▶ _Entries shown_:
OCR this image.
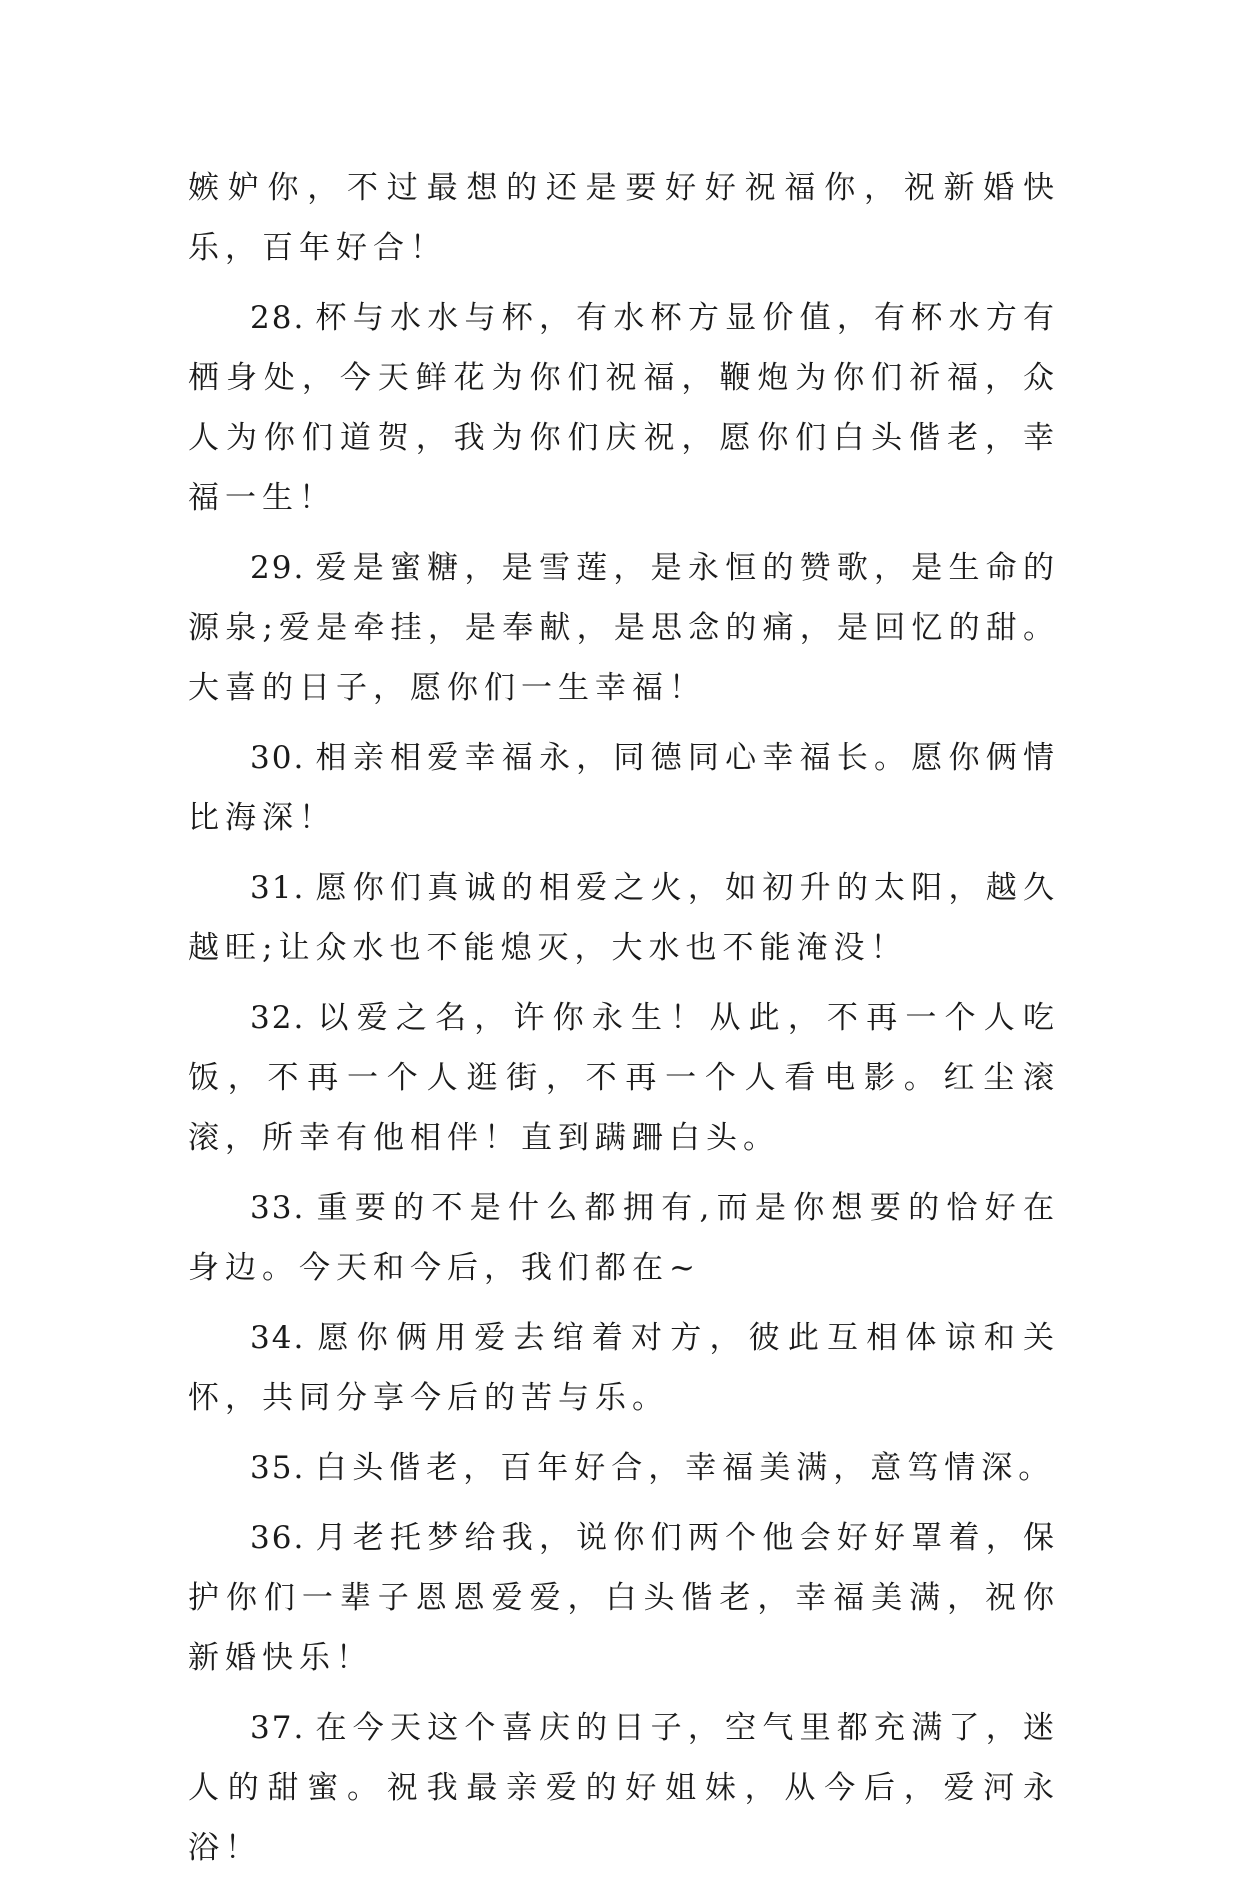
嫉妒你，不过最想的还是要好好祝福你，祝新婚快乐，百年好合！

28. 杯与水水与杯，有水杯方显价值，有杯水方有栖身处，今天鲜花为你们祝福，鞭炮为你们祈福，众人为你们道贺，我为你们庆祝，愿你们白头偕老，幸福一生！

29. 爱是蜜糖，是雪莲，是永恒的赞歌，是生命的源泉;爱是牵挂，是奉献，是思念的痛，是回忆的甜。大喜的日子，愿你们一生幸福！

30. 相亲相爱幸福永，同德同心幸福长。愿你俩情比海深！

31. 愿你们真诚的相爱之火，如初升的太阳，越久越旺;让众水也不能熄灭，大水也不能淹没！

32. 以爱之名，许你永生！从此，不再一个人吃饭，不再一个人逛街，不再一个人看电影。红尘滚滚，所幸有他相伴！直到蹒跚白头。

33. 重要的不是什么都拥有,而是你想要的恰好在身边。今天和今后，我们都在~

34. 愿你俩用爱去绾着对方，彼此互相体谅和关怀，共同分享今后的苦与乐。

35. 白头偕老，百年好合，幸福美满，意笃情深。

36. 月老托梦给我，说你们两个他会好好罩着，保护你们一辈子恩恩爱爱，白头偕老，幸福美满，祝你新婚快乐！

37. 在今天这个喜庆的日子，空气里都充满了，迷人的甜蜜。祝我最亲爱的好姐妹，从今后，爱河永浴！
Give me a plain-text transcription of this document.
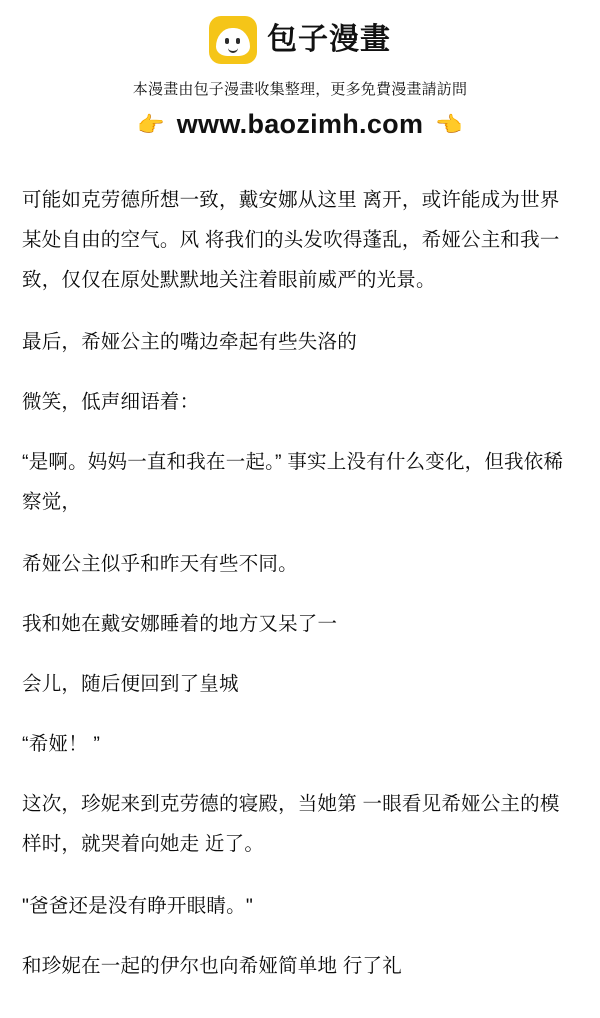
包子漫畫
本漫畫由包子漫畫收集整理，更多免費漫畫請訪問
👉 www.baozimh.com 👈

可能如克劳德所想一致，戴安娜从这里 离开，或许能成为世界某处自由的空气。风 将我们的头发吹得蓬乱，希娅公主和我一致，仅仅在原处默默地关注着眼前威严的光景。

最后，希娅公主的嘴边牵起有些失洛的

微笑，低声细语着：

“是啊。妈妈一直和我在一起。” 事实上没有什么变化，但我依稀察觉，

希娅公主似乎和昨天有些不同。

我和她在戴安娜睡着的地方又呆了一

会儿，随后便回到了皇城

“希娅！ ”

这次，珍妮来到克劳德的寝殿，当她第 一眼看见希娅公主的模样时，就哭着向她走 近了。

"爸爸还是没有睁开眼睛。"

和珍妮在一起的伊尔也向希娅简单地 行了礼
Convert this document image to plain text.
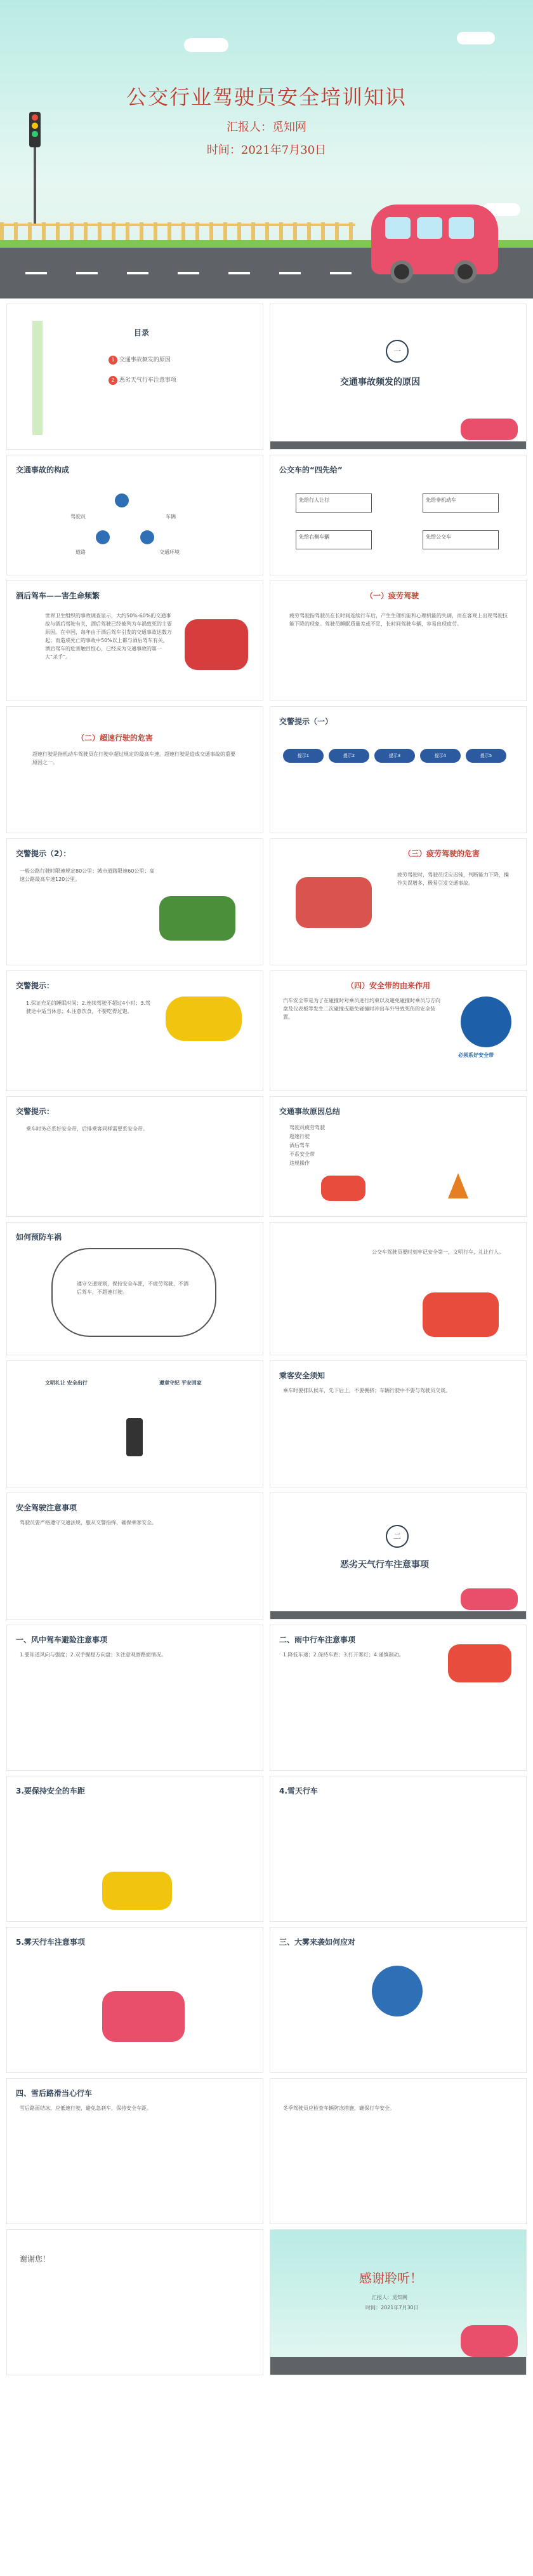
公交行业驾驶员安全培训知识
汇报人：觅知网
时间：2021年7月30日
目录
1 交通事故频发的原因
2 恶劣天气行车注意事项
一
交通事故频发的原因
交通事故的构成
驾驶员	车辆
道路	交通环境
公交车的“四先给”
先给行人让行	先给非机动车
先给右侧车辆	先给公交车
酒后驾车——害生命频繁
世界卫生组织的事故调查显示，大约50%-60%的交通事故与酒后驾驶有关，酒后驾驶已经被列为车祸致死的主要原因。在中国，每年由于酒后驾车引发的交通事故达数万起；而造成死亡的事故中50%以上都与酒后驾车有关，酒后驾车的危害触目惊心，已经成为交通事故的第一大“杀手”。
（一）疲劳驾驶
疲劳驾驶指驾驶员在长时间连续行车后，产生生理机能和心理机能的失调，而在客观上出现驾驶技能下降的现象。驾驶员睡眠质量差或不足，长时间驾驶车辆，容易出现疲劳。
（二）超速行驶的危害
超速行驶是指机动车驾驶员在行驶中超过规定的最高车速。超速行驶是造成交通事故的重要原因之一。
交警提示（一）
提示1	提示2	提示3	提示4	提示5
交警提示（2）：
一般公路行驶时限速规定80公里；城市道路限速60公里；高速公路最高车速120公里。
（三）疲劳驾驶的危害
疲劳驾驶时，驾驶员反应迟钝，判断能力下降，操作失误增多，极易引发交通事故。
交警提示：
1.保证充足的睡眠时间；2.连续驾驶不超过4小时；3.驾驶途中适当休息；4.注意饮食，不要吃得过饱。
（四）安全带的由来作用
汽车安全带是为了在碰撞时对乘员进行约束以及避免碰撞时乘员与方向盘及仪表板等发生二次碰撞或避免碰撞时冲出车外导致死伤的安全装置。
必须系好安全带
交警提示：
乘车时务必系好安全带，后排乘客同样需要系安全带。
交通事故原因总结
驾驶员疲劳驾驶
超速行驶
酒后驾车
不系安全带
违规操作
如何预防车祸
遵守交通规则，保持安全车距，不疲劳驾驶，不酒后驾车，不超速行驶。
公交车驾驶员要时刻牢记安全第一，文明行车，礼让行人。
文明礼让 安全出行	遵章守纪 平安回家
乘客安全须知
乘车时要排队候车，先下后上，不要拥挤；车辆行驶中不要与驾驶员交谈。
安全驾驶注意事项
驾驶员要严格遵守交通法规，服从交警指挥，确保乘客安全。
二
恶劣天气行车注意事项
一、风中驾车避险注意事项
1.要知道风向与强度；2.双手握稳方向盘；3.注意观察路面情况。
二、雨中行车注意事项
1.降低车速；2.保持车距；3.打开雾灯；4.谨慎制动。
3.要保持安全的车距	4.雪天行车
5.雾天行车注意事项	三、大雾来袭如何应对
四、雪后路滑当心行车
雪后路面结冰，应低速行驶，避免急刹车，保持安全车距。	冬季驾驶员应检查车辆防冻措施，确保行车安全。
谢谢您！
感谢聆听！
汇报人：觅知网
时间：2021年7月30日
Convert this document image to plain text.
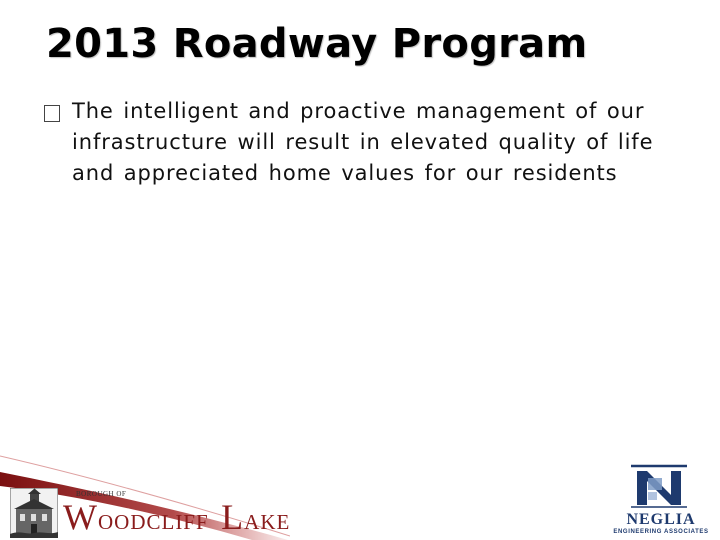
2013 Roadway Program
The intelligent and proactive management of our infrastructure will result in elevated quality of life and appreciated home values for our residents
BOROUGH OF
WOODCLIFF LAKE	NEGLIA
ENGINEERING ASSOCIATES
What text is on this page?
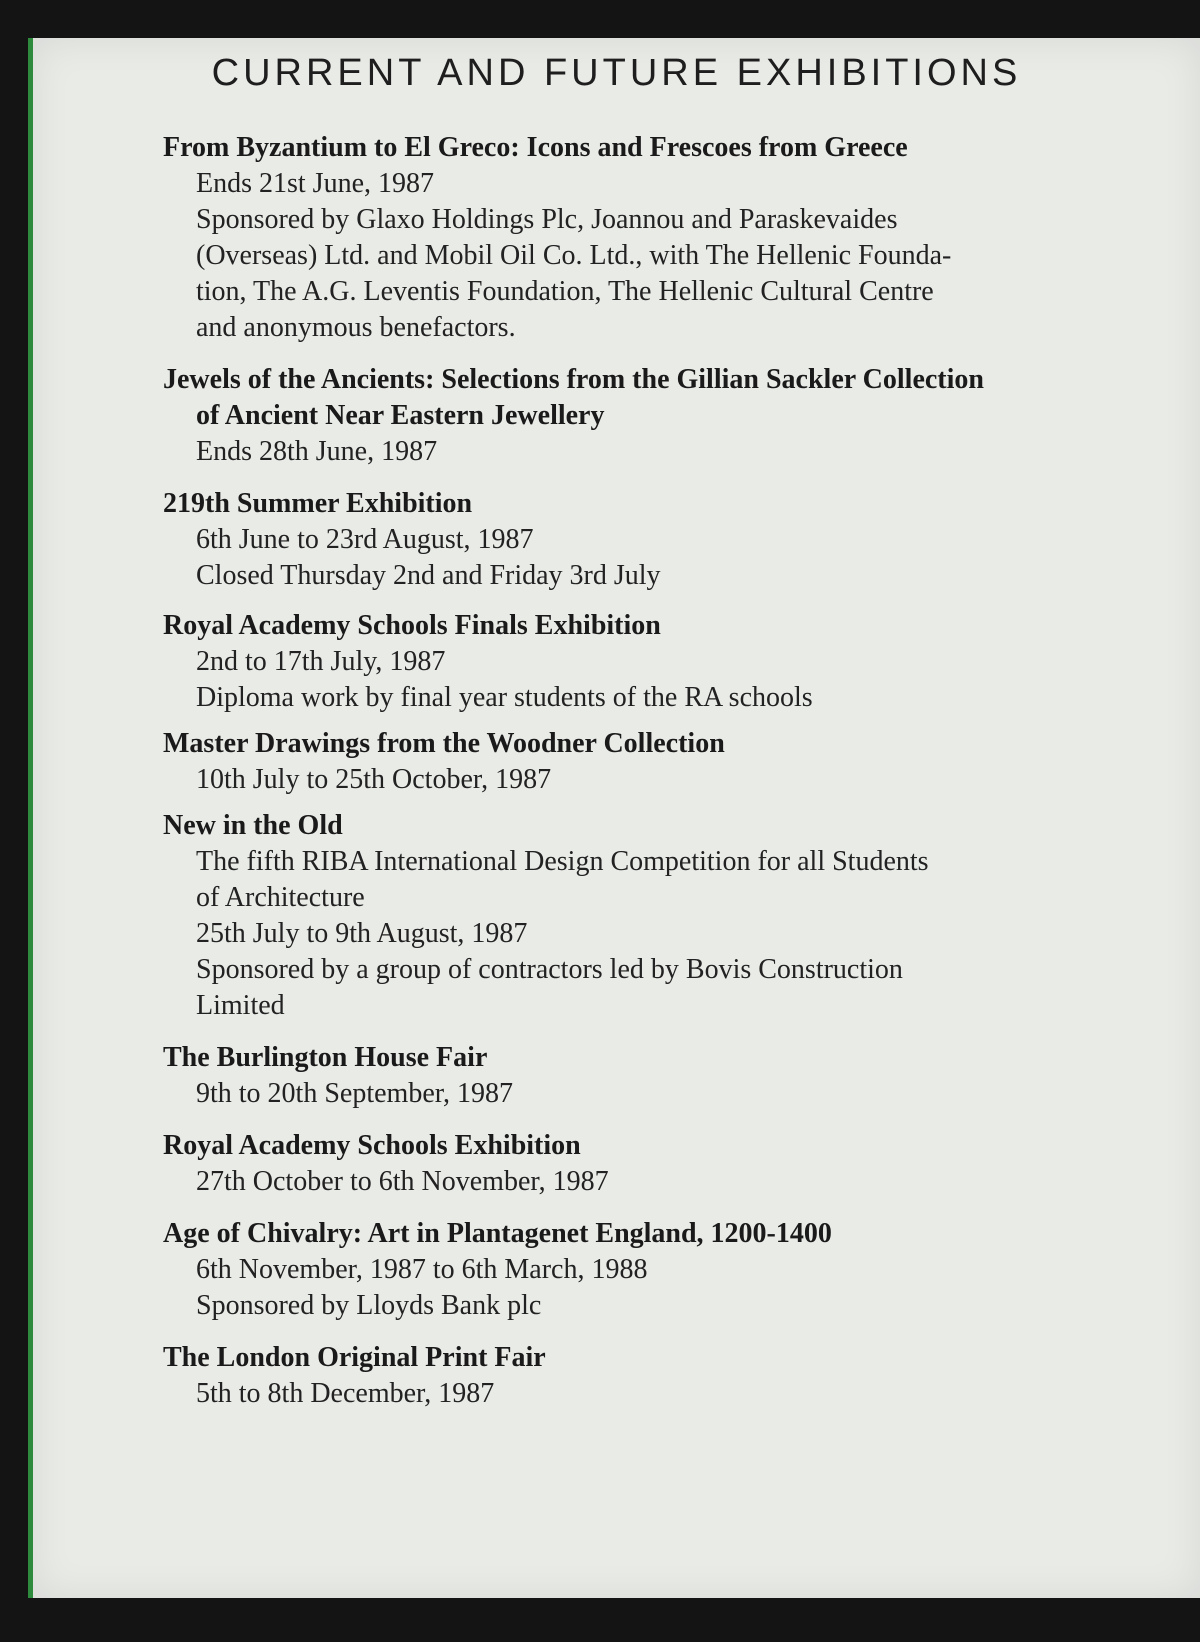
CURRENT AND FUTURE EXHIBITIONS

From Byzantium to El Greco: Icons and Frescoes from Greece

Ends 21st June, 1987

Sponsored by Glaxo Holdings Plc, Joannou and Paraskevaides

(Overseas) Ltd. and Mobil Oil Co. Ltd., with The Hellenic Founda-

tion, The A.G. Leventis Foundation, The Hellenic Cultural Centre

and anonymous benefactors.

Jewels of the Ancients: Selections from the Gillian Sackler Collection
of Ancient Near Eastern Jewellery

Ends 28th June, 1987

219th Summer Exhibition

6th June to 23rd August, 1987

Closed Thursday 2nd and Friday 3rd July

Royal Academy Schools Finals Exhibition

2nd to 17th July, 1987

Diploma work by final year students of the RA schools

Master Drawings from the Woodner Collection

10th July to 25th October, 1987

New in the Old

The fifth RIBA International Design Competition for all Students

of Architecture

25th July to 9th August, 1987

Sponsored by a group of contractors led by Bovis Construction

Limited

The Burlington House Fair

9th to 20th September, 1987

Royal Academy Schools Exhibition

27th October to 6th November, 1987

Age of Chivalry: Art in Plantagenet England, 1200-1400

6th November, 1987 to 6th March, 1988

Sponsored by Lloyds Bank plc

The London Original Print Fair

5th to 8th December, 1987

▶ _Description of the task_: Show, from the material above, each line that includes the string "this".

▶ _Task result_:
OCR this image.
Give me a plain-text transcription of this document.
Convert this document image to plain text.
Convert this document image to plain text.
What text is on this page?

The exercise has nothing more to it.